**Exercise objective**
Transcribe the entries that follow exactly as they appear, minus pictures.

(Stored data)
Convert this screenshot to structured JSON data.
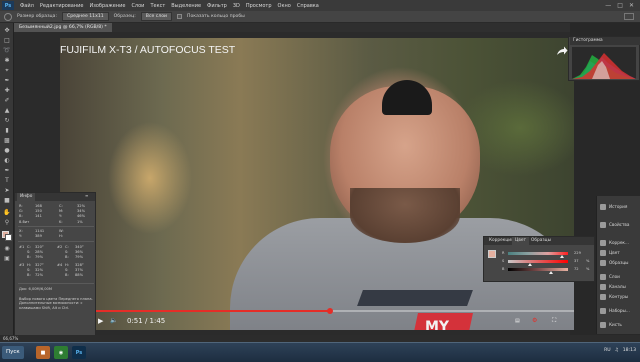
{
  "menubar": {
    "items": [
      "Файл",
      "Редактирование",
      "Изображение",
      "Слои",
      "Текст",
      "Выделение",
      "Фильтр",
      "3D",
      "Просмотр",
      "Окно",
      "Справка"
    ]
  },
  "options": {
    "size_label": "Размер образца:",
    "size_value": "Среднее 11x11",
    "sample_label": "Образец:",
    "sample_value": "Все слои",
    "ring_label": "Показать кольцо пробы"
  },
  "document": {
    "tab_title": "Безымянный2.jpg @ 66,7% (RGB/8) *"
  },
  "video": {
    "title": "FUJIFILM X-T3 / AUTOFOCUS TEST",
    "time": "0:51 / 1:45",
    "logo_text": "MY",
    "progress_fraction": 0.49,
    "accent": "#e52d27"
  },
  "info_panel": {
    "tab": "Инфо",
    "rows": [
      [
        "R:",
        "168",
        "C:",
        "32%"
      ],
      [
        "G:",
        "150",
        "M:",
        "34%"
      ],
      [
        "B:",
        "141",
        "Y:",
        "46%"
      ],
      [
        "8-бит",
        "",
        "K:",
        "1%"
      ]
    ],
    "xy": [
      "X:",
      "1141",
      "W:",
      ""
    ],
    "xy2": [
      "Y:",
      "389",
      "H:",
      ""
    ],
    "samples": [
      [
        "#1",
        "C:",
        "320°",
        "#2",
        "C:",
        "340°"
      ],
      [
        "",
        "S:",
        "28%",
        "",
        "S:",
        "36%"
      ],
      [
        "",
        "B:",
        "79%",
        "",
        "B:",
        "79%"
      ],
      [
        "#3",
        "H:",
        "327°",
        "#4",
        "H:",
        "328°"
      ],
      [
        "",
        "S:",
        "32%",
        "",
        "S:",
        "37%"
      ],
      [
        "",
        "B:",
        "72%",
        "",
        "B:",
        "88%"
      ]
    ],
    "doc": "Док: 6,00M/6,00M",
    "hint": "Выбор нового цвета Переднего плана. Дополнительные возможности: с клавишами Shift, Alt и Ctrl."
  },
  "color_panel": {
    "tabs": [
      "Коррекция",
      "Цвет",
      "Образцы"
    ],
    "rows": [
      {
        "label": "R",
        "value": "229",
        "unit": "",
        "pos": 0.9
      },
      {
        "label": "S",
        "value": "37",
        "unit": "%",
        "pos": 0.37
      },
      {
        "label": "B",
        "value": "72",
        "unit": "%",
        "pos": 0.72
      }
    ]
  },
  "histogram": {
    "title": "Гистограмма"
  },
  "right_panels": {
    "top": [
      "История",
      "Свойства"
    ],
    "items": [
      "Коррек...",
      "Цвет",
      "Образцы",
      "Слои",
      "Каналы",
      "Контуры",
      "Наборы...",
      "Кисть"
    ]
  },
  "statusbar": {
    "zoom": "66,67%"
  },
  "taskbar": {
    "start": "Пуск",
    "apps": [
      "Ps"
    ],
    "lang": "RU",
    "clock": "18:13"
  }
}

**Task solution**
Convert this screenshot to structured JSON data.
{
  "menubar": {
    "items": [
      "Файл",
      "Редактирование",
      "Изображение",
      "Слои",
      "Текст",
      "Выделение",
      "Фильтр",
      "3D",
      "Просмотр",
      "Окно",
      "Справка"
    ]
  },
  "options": {
    "size_label": "Размер образца:",
    "size_value": "Среднее 11x11",
    "sample_label": "Образец:",
    "sample_value": "Все слои",
    "ring_label": "Показать кольцо пробы"
  },
  "document": {
    "tab_title": "Безымянный2.jpg @ 66,7% (RGB/8) *"
  },
  "video": {
    "title": "FUJIFILM X-T3 / AUTOFOCUS TEST",
    "time": "0:51 / 1:45",
    "logo_text": "MY",
    "progress_fraction": 0.49,
    "accent": "#e52d27"
  },
  "info_panel": {
    "tab": "Инфо",
    "rows": [
      [
        "R:",
        "168",
        "C:",
        "32%"
      ],
      [
        "G:",
        "150",
        "M:",
        "34%"
      ],
      [
        "B:",
        "141",
        "Y:",
        "46%"
      ],
      [
        "8-бит",
        "",
        "K:",
        "1%"
      ]
    ],
    "xy": [
      "X:",
      "1141",
      "W:",
      ""
    ],
    "xy2": [
      "Y:",
      "389",
      "H:",
      ""
    ],
    "samples": [
      [
        "#1",
        "C:",
        "320°",
        "#2",
        "C:",
        "340°"
      ],
      [
        "",
        "S:",
        "28%",
        "",
        "S:",
        "36%"
      ],
      [
        "",
        "B:",
        "79%",
        "",
        "B:",
        "79%"
      ],
      [
        "#3",
        "H:",
        "327°",
        "#4",
        "H:",
        "328°"
      ],
      [
        "",
        "S:",
        "32%",
        "",
        "S:",
        "37%"
      ],
      [
        "",
        "B:",
        "72%",
        "",
        "B:",
        "88%"
      ]
    ],
    "doc": "Док: 6,00M/6,00M",
    "hint": "Выбор нового цвета Переднего плана. Дополнительные возможности: с клавишами Shift, Alt и Ctrl."
  },
  "color_panel": {
    "tabs": [
      "Коррекция",
      "Цвет",
      "Образцы"
    ],
    "rows": [
      {
        "label": "R",
        "value": "229",
        "unit": "",
        "pos": 0.9
      },
      {
        "label": "S",
        "value": "37",
        "unit": "%",
        "pos": 0.37
      },
      {
        "label": "B",
        "value": "72",
        "unit": "%",
        "pos": 0.72
      }
    ]
  },
  "histogram": {
    "title": "Гистограмма"
  },
  "right_panels": {
    "top": [
      "История",
      "Свойства"
    ],
    "items": [
      "Коррек...",
      "Цвет",
      "Образцы",
      "Слои",
      "Каналы",
      "Контуры",
      "Наборы...",
      "Кисть"
    ]
  },
  "statusbar": {
    "zoom": "66,67%"
  },
  "taskbar": {
    "start": "Пуск",
    "apps": [
      "Ps"
    ],
    "lang": "RU",
    "clock": "18:13"
  }
}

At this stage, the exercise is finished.